■ PROMPT
Working from the line that contains "What's the underlying" down to the last line below, repeat each line exactly.

■ DATA PROVIDED
──────────

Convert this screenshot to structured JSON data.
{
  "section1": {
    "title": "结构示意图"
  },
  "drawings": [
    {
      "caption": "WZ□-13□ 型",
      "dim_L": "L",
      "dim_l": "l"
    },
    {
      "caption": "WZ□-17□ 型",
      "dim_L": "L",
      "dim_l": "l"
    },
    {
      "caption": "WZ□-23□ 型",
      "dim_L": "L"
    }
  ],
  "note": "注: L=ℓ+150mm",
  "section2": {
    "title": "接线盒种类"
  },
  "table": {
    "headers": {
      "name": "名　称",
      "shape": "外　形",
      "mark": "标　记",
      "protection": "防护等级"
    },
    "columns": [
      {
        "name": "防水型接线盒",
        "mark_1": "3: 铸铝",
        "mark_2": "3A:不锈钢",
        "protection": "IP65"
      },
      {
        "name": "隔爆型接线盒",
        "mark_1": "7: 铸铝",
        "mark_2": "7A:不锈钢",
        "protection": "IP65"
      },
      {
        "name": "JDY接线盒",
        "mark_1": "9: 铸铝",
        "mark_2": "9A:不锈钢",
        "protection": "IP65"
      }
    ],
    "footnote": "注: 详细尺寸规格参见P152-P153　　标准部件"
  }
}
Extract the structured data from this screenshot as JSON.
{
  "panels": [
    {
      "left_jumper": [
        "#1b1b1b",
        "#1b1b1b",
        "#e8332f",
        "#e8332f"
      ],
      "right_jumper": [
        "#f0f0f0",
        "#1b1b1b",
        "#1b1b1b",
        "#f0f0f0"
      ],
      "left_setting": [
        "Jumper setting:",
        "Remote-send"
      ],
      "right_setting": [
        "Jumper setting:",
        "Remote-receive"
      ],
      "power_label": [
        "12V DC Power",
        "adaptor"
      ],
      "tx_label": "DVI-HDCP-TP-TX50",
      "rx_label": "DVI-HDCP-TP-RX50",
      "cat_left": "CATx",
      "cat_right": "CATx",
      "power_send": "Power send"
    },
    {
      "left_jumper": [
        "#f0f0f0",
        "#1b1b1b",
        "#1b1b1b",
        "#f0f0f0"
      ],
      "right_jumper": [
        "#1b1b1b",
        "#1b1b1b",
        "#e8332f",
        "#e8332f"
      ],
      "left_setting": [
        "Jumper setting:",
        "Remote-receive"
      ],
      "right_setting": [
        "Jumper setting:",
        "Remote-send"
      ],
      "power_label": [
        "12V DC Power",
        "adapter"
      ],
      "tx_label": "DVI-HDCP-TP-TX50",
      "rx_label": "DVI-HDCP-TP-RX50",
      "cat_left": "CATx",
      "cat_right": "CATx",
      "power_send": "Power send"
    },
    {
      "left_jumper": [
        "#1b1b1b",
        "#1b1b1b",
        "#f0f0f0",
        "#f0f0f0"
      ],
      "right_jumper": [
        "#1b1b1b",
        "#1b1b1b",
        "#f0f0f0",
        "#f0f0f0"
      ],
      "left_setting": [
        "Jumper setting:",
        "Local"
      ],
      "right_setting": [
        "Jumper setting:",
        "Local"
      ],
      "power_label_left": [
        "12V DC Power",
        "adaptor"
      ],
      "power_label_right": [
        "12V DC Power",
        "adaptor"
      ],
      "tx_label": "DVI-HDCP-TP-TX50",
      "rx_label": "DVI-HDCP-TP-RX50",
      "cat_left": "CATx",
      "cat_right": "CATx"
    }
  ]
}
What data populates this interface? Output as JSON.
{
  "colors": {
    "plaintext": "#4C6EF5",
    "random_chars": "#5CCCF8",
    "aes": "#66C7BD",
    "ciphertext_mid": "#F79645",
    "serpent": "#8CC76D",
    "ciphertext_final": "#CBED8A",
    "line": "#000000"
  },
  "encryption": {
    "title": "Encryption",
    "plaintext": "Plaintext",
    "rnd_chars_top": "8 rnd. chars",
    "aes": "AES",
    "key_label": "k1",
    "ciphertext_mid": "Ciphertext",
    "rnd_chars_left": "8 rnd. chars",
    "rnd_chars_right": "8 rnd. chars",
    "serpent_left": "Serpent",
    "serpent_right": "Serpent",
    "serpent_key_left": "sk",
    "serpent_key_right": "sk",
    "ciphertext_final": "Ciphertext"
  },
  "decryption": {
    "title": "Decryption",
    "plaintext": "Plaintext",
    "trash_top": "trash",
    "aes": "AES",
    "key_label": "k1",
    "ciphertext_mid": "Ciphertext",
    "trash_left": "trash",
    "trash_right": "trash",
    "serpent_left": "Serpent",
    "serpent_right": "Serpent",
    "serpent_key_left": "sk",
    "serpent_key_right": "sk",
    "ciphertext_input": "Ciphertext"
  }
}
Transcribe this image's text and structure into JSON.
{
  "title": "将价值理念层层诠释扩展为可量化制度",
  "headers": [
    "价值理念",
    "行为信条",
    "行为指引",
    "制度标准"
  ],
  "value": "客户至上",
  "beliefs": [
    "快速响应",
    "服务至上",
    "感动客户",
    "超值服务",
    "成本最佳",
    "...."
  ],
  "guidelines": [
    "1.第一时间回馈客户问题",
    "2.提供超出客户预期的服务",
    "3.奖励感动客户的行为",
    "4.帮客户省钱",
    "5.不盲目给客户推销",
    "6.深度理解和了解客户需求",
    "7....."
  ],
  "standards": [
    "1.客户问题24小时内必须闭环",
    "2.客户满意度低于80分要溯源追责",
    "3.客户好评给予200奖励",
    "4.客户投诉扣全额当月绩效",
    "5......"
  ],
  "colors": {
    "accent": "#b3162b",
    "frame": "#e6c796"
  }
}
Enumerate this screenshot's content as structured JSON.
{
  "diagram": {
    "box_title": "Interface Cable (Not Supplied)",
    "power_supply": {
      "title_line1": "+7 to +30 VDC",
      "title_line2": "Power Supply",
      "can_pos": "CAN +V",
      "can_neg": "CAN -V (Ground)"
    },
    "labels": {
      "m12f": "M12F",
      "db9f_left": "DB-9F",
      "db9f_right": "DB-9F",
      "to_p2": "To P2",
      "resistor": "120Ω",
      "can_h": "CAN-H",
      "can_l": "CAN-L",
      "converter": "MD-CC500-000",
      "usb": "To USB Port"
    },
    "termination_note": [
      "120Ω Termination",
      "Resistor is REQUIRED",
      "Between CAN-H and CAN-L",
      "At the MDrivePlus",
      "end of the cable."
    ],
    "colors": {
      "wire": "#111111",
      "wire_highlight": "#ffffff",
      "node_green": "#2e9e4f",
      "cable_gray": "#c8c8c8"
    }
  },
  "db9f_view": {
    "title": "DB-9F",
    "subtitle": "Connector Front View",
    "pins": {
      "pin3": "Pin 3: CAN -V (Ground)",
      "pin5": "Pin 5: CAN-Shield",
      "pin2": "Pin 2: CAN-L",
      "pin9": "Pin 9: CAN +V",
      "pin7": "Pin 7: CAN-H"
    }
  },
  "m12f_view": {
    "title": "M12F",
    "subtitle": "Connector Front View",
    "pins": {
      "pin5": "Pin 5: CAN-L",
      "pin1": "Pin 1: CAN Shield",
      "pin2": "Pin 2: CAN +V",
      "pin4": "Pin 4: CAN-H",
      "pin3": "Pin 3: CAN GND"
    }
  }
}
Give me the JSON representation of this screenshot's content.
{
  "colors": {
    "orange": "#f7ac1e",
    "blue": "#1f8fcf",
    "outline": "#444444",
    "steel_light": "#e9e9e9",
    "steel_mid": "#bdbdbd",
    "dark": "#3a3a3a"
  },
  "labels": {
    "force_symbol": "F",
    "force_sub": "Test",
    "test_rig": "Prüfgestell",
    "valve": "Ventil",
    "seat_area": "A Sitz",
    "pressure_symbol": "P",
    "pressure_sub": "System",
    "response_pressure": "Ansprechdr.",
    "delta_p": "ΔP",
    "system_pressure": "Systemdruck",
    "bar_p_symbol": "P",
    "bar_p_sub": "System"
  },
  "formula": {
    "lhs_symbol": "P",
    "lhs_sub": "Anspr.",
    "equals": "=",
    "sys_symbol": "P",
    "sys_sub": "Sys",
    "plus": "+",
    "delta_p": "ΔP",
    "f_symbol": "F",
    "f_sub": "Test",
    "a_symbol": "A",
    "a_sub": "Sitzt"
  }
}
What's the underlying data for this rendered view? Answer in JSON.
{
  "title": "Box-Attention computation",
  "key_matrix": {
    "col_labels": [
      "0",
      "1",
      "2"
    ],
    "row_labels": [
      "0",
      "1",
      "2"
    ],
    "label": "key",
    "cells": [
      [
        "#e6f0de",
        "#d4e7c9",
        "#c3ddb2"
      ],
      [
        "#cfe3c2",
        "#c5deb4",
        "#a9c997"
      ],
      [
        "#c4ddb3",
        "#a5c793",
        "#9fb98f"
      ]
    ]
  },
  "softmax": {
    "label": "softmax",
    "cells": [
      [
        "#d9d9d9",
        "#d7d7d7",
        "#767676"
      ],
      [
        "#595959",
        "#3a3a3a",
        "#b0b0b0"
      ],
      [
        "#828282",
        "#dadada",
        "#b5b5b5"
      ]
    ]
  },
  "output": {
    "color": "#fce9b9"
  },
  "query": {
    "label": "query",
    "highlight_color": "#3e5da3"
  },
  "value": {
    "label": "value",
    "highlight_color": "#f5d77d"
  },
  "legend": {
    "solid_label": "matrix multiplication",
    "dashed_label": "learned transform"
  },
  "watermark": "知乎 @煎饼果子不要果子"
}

──────────

■ RESULT OF THIS EXERCISE
What's the underlying data for this rendered view? Answer in JSON.
{
  "title": "Box-Attention computation",
  "key_matrix": {
    "col_labels": [
      "0",
      "1",
      "2"
    ],
    "row_labels": [
      "0",
      "1",
      "2"
    ],
    "label": "key",
    "cells": [
      [
        "#e6f0de",
        "#d4e7c9",
        "#c3ddb2"
      ],
      [
        "#cfe3c2",
        "#c5deb4",
        "#a9c997"
      ],
      [
        "#c4ddb3",
        "#a5c793",
        "#9fb98f"
      ]
    ]
  },
  "softmax": {
    "label": "softmax",
    "cells": [
      [
        "#d9d9d9",
        "#d7d7d7",
        "#767676"
      ],
      [
        "#595959",
        "#3a3a3a",
        "#b0b0b0"
      ],
      [
        "#828282",
        "#dadada",
        "#b5b5b5"
      ]
    ]
  },
  "output": {
    "color": "#fce9b9"
  },
  "query": {
    "label": "query",
    "highlight_color": "#3e5da3"
  },
  "value": {
    "label": "value",
    "highlight_color": "#f5d77d"
  },
  "legend": {
    "solid_label": "matrix multiplication",
    "dashed_label": "learned transform"
  },
  "watermark": "知乎 @煎饼果子不要果子"
}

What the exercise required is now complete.